Can anyone recommend anything for me? It needs to be super accurate and fast. Preferably not memory based as I only have 32gb of ram to work with.
The standard way to remove duplicates is to sort the file and then do a sequential pass to remove duplicates. Sorting 500 million lines isn't trivial, but it's certainly doable. A few years ago I had a daily process that would sort 50 to 100 gigabytes on a 16 gb machine.
By the way, you might be able to do this with an off-the-shelf program. Certainly the GNU sort utility can sort a file larger than memory. I've never tried it on a 500 GB file, but you might give it a shot. You can download it along with the rest of the GNU Core Utilities. That utility has a --unique option, so you should be able to just sort --unique input-file > output-file. It uses a technique similar to the one I describe below. I'd suggest trying it on a 100 megabyte file first, then slowly working up to larger files.
With GNU sort and the technique I describe below, it will perform a lot better if the input and temporary directories are on separate physical disks. Put the output either on a third physical disk, or on the same physical disk as the input. You want to reduce I/O contention as much as possible.
There might also be a commercial (i.e. pay) program that will do the sorting. Developing a program that will sort a huge text file efficiently is a non-trivial task. If you can buy something for a few hundreds of dollars, you're probably money ahead if your time is worth anything.
If you can't use a ready made program, then . . .
If your text is in multiple smaller files, the problem is easier to solve. You start by sorting each file, removing duplicates from those files, and writing the sorted temporary files that have the duplicates removed. Then run a simple n-way merge to merge the files into a single output file that has the duplicates removed.
If you have a single file, you start by reading as many lines as you can into memory, sorting those, removing duplicates, and writing a temporary file. You keep doing that for the entire large file. When you're done, you have some number of sorted temporary files that you can then merge.

# GIVEN DATA:
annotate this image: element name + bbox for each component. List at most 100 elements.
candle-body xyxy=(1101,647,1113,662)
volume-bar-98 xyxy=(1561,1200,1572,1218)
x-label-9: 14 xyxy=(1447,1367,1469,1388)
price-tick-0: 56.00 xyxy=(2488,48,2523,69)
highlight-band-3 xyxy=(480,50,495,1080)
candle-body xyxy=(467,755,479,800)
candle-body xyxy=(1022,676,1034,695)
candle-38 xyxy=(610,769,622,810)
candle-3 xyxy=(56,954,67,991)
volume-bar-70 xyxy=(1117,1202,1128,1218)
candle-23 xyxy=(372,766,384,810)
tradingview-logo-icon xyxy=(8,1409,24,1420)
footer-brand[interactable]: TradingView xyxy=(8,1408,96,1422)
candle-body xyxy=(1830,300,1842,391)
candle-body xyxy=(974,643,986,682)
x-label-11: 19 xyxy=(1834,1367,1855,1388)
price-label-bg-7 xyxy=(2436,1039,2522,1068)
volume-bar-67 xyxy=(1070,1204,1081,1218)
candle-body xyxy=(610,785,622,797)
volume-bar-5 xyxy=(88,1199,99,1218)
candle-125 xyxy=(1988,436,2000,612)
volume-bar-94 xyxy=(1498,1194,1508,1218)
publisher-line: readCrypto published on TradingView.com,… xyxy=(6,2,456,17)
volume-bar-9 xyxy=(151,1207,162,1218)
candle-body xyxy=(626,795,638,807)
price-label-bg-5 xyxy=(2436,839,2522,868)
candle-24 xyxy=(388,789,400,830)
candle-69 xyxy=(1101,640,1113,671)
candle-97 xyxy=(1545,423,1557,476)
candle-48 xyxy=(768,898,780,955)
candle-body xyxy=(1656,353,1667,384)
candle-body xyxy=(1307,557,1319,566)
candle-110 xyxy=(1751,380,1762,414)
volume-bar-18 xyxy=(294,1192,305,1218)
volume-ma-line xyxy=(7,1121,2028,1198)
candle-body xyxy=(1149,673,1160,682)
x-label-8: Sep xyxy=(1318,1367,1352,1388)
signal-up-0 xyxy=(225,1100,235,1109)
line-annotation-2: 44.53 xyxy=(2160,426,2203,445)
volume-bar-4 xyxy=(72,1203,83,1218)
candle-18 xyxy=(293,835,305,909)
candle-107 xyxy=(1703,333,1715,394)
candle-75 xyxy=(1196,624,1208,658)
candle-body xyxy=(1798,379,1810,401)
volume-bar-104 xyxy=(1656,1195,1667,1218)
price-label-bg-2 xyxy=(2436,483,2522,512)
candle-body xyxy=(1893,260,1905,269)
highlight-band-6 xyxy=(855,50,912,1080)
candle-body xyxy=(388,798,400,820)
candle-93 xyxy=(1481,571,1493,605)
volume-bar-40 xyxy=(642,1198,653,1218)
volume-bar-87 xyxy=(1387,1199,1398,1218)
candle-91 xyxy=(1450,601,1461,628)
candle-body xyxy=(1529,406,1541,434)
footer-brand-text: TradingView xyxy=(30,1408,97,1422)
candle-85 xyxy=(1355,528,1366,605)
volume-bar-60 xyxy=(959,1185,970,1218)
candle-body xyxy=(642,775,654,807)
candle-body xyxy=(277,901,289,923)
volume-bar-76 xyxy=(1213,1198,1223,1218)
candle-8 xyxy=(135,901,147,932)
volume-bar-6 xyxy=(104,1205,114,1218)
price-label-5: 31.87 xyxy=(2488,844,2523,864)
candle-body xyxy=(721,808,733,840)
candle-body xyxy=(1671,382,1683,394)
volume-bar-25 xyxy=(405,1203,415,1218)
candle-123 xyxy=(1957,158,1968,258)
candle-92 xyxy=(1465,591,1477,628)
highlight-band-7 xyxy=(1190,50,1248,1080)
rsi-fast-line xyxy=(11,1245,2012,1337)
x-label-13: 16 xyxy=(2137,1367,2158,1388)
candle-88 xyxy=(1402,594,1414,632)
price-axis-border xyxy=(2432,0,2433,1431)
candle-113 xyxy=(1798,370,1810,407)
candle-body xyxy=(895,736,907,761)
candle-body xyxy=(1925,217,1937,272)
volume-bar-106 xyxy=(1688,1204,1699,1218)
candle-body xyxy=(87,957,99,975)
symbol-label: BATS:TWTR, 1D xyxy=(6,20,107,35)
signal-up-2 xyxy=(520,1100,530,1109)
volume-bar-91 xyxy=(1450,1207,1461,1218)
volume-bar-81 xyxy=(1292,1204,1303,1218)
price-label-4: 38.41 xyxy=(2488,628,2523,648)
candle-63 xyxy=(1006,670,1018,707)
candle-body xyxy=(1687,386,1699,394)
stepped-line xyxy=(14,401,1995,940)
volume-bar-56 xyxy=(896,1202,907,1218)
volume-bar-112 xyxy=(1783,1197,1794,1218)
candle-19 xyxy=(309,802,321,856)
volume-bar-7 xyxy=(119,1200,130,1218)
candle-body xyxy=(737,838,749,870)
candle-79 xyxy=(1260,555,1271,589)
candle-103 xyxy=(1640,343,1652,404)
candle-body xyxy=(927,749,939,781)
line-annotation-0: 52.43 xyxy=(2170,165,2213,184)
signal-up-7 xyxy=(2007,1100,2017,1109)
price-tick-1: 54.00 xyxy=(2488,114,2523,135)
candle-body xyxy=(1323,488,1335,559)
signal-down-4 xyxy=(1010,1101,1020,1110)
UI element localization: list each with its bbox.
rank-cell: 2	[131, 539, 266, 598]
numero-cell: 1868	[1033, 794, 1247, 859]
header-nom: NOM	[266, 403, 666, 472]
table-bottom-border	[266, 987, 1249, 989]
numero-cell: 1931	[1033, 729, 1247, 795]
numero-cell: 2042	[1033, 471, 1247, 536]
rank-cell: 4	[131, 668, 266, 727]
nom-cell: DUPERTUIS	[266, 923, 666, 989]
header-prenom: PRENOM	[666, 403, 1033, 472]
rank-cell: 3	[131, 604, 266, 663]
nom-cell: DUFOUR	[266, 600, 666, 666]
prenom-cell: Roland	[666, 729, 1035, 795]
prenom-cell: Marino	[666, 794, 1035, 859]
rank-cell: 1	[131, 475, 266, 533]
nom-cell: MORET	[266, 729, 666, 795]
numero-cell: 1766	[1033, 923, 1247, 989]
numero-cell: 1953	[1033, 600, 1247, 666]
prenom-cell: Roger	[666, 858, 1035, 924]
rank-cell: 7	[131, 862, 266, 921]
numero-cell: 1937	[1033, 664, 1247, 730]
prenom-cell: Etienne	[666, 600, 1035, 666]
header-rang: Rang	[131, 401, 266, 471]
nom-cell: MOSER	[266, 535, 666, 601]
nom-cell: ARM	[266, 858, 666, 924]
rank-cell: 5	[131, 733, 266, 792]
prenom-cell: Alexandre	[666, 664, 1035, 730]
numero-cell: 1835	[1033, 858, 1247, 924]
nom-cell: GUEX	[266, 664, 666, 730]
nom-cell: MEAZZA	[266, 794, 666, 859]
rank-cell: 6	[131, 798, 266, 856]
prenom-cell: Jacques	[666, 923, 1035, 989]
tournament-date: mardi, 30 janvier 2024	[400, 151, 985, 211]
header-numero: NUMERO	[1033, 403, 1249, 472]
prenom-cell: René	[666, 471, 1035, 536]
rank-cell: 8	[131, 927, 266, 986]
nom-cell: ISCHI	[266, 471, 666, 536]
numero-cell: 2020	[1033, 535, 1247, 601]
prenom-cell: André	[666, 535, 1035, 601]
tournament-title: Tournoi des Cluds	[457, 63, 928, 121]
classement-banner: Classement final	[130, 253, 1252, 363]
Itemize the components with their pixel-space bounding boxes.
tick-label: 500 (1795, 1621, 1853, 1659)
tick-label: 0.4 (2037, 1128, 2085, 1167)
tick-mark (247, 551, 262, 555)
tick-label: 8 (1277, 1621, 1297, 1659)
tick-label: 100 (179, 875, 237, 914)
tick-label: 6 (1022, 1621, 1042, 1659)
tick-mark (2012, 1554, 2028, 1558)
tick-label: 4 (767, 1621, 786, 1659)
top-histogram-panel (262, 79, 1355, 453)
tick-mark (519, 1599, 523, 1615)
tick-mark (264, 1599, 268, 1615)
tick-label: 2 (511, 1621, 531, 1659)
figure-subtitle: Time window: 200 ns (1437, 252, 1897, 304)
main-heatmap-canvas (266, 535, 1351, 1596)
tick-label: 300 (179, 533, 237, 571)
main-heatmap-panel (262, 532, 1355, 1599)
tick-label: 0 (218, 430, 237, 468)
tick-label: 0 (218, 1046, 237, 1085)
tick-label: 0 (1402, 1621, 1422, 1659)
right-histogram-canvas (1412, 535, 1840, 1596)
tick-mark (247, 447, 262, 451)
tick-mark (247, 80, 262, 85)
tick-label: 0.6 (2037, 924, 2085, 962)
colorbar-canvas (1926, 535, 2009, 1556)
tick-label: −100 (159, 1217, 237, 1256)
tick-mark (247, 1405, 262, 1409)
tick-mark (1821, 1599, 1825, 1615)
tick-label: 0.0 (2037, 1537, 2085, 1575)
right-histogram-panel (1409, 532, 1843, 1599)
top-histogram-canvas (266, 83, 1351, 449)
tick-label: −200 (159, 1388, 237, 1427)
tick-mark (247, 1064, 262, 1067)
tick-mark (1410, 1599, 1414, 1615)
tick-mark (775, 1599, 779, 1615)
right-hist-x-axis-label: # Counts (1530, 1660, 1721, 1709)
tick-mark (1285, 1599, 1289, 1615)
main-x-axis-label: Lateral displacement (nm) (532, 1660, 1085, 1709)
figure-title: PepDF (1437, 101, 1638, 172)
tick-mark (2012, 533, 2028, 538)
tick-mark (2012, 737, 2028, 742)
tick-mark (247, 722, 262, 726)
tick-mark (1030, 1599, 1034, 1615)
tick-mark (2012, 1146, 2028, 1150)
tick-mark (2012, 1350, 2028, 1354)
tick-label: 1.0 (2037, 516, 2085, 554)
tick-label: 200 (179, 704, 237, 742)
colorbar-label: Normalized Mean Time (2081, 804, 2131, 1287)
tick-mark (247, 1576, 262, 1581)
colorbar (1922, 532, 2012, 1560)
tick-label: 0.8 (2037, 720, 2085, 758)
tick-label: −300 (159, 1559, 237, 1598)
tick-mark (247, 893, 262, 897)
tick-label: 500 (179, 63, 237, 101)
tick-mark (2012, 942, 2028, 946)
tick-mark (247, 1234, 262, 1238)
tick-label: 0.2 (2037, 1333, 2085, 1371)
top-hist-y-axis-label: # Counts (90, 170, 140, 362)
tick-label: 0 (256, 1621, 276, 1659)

# WHAT THIS TASK INVOLVES:
Reproduce the forum thread above about removing duplicates from a huge text file word for word, from start to finish.

# EXERCISE RESULT:
Can anyone recommend anything for me? It needs to be super accurate and fast. Preferably not memory based as I only have 32gb of ram to work with.
The standard way to remove duplicates is to sort the file and then do a sequential pass to remove duplicates. Sorting 500 million lines isn't trivial, but it's certainly doable. A few years ago I had a daily process that would sort 50 to 100 gigabytes on a 16 gb machine.
By the way, you might be able to do this with an off-the-shelf program. Certainly the GNU sort utility can sort a file larger than memory. I've never tried it on a 500 GB file, but you might give it a shot. You can download it along with the rest of the GNU Core Utilities. That utility has a --unique option, so you should be able to just sort --unique input-file > output-file. It uses a technique similar to the one I describe below. I'd suggest trying it on a 100 megabyte file first, then slowly working up to larger files.
With GNU sort and the technique I describe below, it will perform a lot better if the input and temporary directories are on separate physical disks. Put the output either on a third physical disk, or on the same physical disk as the input. You want to reduce I/O contention as much as possible.
There might also be a commercial (i.e. pay) program that will do the sorting. Developing a program that will sort a huge text file efficiently is a non-trivial task. If you can buy something for a few hundreds of dollars, you're probably money ahead if your time is worth anything.
If you can't use a ready made program, then . . .
If your text is in multiple smaller files, the problem is easier to solve. You start by sorting each file, removing duplicates from those files, and writing the sorted temporary files that have the duplicates removed. Then run a simple n-way merge to merge the files into a single output file that has the duplicates removed.
If you have a single file, you start by reading as many lines as you can into memory, sorting those, removing duplicates, and writing a temporary file. You keep doing that for the entire large file. When you're done, you have some number of sorted temporary files that you can then merge.